Objective: Reproduce all the lines exactly as they stand, apart from the pictures.

Data items:

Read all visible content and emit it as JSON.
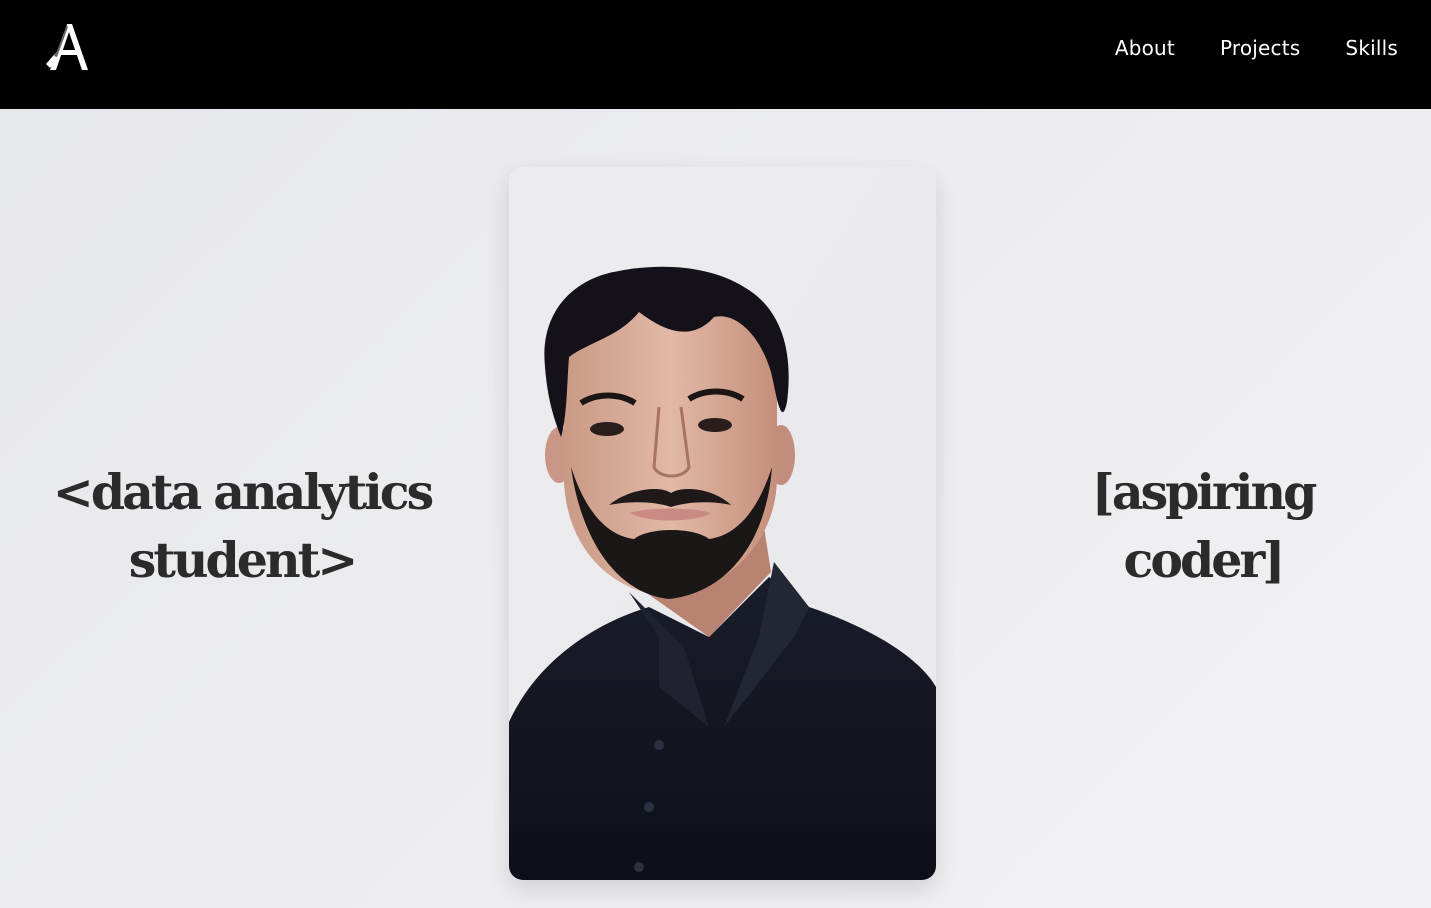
{
  "header": {
    "logo_text": "A",
    "logo_icon": "monogram-a-logo",
    "nav": [
      {
        "label": "About"
      },
      {
        "label": "Projects"
      },
      {
        "label": "Skills"
      }
    ]
  },
  "hero": {
    "left_tagline": {
      "line1": "<data analytics",
      "line2": "student>"
    },
    "right_tagline": {
      "line1": "[aspiring",
      "line2": "coder]"
    },
    "portrait_alt": "portrait photo of a young man in a dark shirt"
  },
  "colors": {
    "navbar_bg": "#000000",
    "nav_text": "#ffffff",
    "page_bg": "#ececef",
    "tagline_text": "#2b2b2b"
  }
}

Output of the task:
Read all visible content and emit it as JSON.
{
  "header": {
    "logo_text": "A",
    "logo_icon": "monogram-a-logo",
    "nav": [
      {
        "label": "About"
      },
      {
        "label": "Projects"
      },
      {
        "label": "Skills"
      }
    ]
  },
  "hero": {
    "left_tagline": {
      "line1": "<data analytics",
      "line2": "student>"
    },
    "right_tagline": {
      "line1": "[aspiring",
      "line2": "coder]"
    },
    "portrait_alt": "portrait photo of a young man in a dark shirt"
  },
  "colors": {
    "navbar_bg": "#000000",
    "nav_text": "#ffffff",
    "page_bg": "#ececef",
    "tagline_text": "#2b2b2b"
  }
}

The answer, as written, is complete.